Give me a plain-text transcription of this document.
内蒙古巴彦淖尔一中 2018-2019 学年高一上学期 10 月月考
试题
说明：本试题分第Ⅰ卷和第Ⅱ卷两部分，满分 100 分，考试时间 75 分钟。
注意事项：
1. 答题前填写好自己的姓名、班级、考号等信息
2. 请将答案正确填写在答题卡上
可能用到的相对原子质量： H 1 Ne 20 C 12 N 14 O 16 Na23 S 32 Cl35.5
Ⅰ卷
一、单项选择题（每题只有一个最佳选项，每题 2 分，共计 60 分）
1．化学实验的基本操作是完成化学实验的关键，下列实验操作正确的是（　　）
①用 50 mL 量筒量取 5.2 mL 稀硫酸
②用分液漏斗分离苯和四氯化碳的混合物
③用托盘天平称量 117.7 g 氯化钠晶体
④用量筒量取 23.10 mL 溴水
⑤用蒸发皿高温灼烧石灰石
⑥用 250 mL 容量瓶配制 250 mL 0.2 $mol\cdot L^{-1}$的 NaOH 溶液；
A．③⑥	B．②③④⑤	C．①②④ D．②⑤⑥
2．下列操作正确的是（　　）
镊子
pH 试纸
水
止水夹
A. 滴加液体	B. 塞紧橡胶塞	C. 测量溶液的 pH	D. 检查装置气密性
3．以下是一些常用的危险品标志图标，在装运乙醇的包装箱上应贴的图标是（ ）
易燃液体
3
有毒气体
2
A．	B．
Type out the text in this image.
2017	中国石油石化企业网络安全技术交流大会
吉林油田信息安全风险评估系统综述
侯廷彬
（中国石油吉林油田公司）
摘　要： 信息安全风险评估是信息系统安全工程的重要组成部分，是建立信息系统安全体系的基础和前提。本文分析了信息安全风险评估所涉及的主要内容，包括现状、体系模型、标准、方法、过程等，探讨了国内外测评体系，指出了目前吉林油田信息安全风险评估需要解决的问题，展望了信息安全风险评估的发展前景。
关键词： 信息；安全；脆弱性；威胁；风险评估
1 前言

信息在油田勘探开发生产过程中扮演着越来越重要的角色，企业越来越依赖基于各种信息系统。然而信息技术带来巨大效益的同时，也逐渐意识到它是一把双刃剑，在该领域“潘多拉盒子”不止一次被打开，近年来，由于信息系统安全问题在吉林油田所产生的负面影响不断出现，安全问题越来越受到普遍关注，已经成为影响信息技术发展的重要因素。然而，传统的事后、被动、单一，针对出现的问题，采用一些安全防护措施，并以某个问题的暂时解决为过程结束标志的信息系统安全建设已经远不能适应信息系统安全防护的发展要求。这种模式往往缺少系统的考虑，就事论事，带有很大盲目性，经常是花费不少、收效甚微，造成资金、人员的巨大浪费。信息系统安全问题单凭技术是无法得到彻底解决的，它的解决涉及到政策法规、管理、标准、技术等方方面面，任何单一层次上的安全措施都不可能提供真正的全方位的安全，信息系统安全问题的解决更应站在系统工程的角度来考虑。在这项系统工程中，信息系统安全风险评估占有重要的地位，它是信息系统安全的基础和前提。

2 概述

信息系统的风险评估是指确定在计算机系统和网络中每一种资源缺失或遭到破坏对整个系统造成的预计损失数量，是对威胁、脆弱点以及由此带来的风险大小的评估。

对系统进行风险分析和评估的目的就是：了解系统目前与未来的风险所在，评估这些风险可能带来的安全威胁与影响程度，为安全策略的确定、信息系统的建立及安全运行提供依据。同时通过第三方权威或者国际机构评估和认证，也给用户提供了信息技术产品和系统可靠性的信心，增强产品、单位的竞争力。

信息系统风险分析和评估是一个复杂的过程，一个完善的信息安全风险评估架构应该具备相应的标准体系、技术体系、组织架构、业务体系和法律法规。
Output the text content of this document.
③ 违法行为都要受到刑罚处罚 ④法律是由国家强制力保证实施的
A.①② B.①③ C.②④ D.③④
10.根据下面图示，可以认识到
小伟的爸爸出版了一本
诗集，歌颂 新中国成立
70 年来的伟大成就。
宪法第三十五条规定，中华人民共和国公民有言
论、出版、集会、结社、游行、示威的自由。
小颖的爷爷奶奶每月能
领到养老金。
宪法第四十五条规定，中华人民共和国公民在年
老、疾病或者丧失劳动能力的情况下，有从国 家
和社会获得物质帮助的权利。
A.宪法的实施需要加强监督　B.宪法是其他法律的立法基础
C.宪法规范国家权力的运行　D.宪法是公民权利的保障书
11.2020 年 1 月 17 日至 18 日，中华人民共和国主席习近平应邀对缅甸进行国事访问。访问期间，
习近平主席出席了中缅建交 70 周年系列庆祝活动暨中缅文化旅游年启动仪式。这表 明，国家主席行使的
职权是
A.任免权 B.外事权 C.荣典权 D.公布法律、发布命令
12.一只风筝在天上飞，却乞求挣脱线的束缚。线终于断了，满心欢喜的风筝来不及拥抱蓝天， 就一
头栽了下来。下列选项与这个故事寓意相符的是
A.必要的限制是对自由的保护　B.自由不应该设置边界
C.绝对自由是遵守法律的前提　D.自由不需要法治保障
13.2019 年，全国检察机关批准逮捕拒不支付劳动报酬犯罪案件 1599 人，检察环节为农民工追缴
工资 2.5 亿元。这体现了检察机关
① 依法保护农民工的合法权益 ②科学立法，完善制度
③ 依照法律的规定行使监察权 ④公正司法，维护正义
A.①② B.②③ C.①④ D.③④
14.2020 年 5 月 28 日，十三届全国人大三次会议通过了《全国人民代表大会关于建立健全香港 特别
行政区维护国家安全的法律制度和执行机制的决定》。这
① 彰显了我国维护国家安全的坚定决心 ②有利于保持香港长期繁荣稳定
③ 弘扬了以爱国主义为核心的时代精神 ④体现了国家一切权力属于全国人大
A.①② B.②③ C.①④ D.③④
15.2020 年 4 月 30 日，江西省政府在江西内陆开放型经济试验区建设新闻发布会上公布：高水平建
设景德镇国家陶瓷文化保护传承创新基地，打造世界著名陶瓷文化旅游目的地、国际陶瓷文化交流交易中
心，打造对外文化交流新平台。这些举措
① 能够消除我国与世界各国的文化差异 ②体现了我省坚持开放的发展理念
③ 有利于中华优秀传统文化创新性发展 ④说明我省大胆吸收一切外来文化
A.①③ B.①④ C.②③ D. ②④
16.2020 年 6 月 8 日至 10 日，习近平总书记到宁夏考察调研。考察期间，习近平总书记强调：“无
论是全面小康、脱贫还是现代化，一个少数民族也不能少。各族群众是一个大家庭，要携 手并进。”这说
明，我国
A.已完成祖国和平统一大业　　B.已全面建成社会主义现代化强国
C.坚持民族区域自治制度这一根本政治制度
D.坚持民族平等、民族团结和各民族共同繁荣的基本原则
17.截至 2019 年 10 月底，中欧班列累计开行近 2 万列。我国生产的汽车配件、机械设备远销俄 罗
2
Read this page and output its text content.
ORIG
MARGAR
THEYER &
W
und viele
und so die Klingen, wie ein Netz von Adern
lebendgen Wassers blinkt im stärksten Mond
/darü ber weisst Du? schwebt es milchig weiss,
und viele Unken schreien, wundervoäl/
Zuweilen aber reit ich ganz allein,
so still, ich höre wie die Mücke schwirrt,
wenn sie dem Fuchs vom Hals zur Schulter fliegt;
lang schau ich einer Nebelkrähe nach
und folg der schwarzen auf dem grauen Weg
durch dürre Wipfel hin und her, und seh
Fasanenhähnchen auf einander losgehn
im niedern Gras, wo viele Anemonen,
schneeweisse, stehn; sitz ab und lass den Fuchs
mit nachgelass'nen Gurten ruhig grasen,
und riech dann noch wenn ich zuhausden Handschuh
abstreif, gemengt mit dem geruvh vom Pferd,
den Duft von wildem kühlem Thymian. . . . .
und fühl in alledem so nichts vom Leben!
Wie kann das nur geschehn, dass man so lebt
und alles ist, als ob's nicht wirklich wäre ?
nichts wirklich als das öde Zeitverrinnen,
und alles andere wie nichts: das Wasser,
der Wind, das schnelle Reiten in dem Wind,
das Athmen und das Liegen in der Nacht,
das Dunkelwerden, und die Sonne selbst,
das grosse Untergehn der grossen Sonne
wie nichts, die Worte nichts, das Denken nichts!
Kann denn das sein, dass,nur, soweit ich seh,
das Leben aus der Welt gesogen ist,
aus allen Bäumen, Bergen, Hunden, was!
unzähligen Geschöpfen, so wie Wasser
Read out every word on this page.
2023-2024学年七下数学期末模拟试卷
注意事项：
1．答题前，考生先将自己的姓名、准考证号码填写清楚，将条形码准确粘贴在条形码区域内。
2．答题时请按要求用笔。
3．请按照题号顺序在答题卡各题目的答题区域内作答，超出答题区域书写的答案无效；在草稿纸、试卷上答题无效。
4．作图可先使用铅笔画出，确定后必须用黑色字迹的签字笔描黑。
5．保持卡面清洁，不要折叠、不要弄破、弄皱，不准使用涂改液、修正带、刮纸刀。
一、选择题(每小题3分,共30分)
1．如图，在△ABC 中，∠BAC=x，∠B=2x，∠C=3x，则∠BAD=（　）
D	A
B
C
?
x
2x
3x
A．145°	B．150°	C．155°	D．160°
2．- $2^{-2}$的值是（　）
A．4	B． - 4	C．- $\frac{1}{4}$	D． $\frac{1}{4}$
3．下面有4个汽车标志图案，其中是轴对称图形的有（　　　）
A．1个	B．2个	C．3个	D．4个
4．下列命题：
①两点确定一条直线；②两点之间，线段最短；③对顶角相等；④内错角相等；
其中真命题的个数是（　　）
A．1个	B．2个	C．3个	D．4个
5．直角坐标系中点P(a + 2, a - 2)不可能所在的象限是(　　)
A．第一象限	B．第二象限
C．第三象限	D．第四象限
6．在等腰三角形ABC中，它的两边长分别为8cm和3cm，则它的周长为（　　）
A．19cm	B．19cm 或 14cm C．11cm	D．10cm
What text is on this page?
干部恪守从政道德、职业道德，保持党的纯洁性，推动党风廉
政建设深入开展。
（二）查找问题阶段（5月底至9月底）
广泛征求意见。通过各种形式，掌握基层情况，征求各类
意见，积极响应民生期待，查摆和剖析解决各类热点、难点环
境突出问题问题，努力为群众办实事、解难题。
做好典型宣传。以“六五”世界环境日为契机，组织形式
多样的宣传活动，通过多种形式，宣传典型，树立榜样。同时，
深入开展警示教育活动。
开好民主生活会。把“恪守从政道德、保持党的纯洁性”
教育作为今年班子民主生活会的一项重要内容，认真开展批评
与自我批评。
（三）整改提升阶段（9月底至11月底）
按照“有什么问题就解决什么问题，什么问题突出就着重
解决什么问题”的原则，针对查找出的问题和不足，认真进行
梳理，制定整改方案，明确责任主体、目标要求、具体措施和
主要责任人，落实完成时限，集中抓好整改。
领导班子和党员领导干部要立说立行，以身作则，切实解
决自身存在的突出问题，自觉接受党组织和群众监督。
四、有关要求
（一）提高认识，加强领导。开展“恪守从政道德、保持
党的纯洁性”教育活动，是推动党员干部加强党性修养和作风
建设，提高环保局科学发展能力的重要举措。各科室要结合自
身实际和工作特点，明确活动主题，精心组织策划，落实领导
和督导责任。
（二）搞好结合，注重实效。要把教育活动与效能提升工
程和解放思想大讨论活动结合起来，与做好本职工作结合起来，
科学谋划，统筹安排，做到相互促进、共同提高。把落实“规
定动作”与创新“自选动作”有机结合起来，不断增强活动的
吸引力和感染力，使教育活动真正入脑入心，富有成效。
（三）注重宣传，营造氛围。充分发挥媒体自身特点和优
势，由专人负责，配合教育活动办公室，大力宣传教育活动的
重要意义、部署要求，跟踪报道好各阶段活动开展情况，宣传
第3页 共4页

*-*-*

## Task description
Each line above that includes "this" should be shown.

## Solved problem
Give me a plain-text transcription of this document.
Type out the text in this image.
Output the text content of this document.
Read this page and output its text content.
Read out every word on this page.
What text is on this page?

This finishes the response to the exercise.